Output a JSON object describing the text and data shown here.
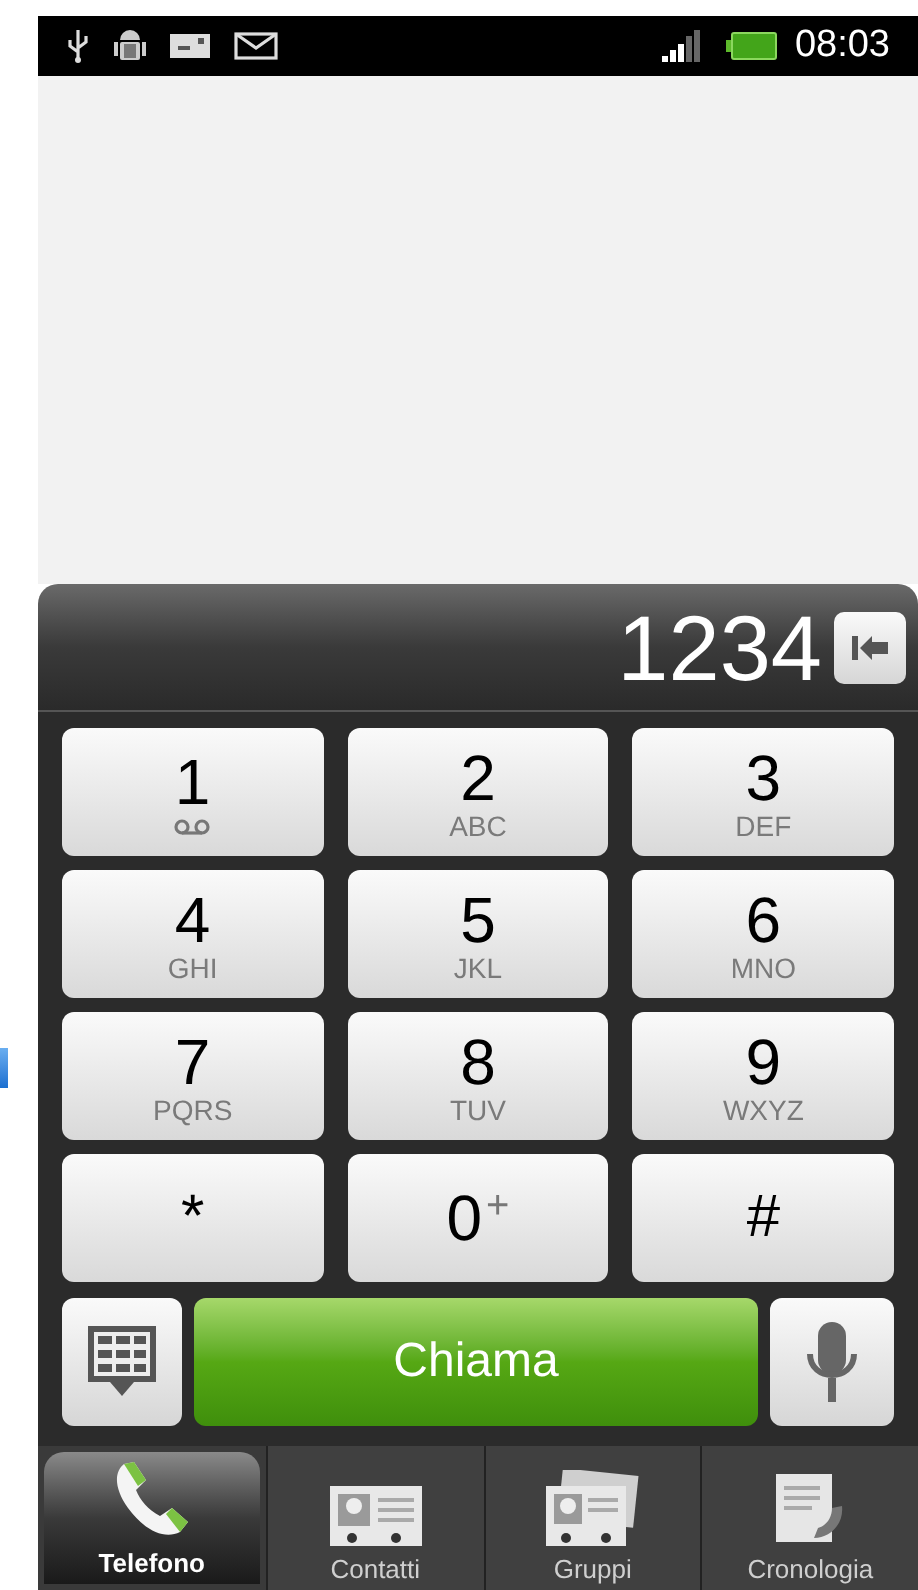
{
  "status_bar": {
    "time": "08:03"
  },
  "dialer": {
    "number": "1234"
  },
  "keys": [
    {
      "digit": "1",
      "kind": "voicemail"
    },
    {
      "digit": "2",
      "letters": "ABC",
      "kind": "digit"
    },
    {
      "digit": "3",
      "letters": "DEF",
      "kind": "digit"
    },
    {
      "digit": "4",
      "letters": "GHI",
      "kind": "digit"
    },
    {
      "digit": "5",
      "letters": "JKL",
      "kind": "digit"
    },
    {
      "digit": "6",
      "letters": "MNO",
      "kind": "digit"
    },
    {
      "digit": "7",
      "letters": "PQRS",
      "kind": "digit"
    },
    {
      "digit": "8",
      "letters": "TUV",
      "kind": "digit"
    },
    {
      "digit": "9",
      "letters": "WXYZ",
      "kind": "digit"
    },
    {
      "digit": "*",
      "kind": "symbol"
    },
    {
      "digit": "0",
      "letters": "+",
      "kind": "plus"
    },
    {
      "digit": "#",
      "kind": "symbol"
    }
  ],
  "call_button": {
    "label": "Chiama"
  },
  "tabs": [
    {
      "label": "Telefono",
      "selected": true,
      "kind": "phone"
    },
    {
      "label": "Contatti",
      "selected": false,
      "kind": "contacts"
    },
    {
      "label": "Gruppi",
      "selected": false,
      "kind": "groups"
    },
    {
      "label": "Cronologia",
      "selected": false,
      "kind": "history"
    }
  ]
}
————
Task details:
Omit any images, then output the listing exactly.

Reply to the task:
Output a JSON object describing the text and data shown here.
{
  "status_bar": {
    "time": "08:03"
  },
  "dialer": {
    "number": "1234"
  },
  "keys": [
    {
      "digit": "1",
      "kind": "voicemail"
    },
    {
      "digit": "2",
      "letters": "ABC",
      "kind": "digit"
    },
    {
      "digit": "3",
      "letters": "DEF",
      "kind": "digit"
    },
    {
      "digit": "4",
      "letters": "GHI",
      "kind": "digit"
    },
    {
      "digit": "5",
      "letters": "JKL",
      "kind": "digit"
    },
    {
      "digit": "6",
      "letters": "MNO",
      "kind": "digit"
    },
    {
      "digit": "7",
      "letters": "PQRS",
      "kind": "digit"
    },
    {
      "digit": "8",
      "letters": "TUV",
      "kind": "digit"
    },
    {
      "digit": "9",
      "letters": "WXYZ",
      "kind": "digit"
    },
    {
      "digit": "*",
      "kind": "symbol"
    },
    {
      "digit": "0",
      "letters": "+",
      "kind": "plus"
    },
    {
      "digit": "#",
      "kind": "symbol"
    }
  ],
  "call_button": {
    "label": "Chiama"
  },
  "tabs": [
    {
      "label": "Telefono",
      "selected": true,
      "kind": "phone"
    },
    {
      "label": "Contatti",
      "selected": false,
      "kind": "contacts"
    },
    {
      "label": "Gruppi",
      "selected": false,
      "kind": "groups"
    },
    {
      "label": "Cronologia",
      "selected": false,
      "kind": "history"
    }
  ]
}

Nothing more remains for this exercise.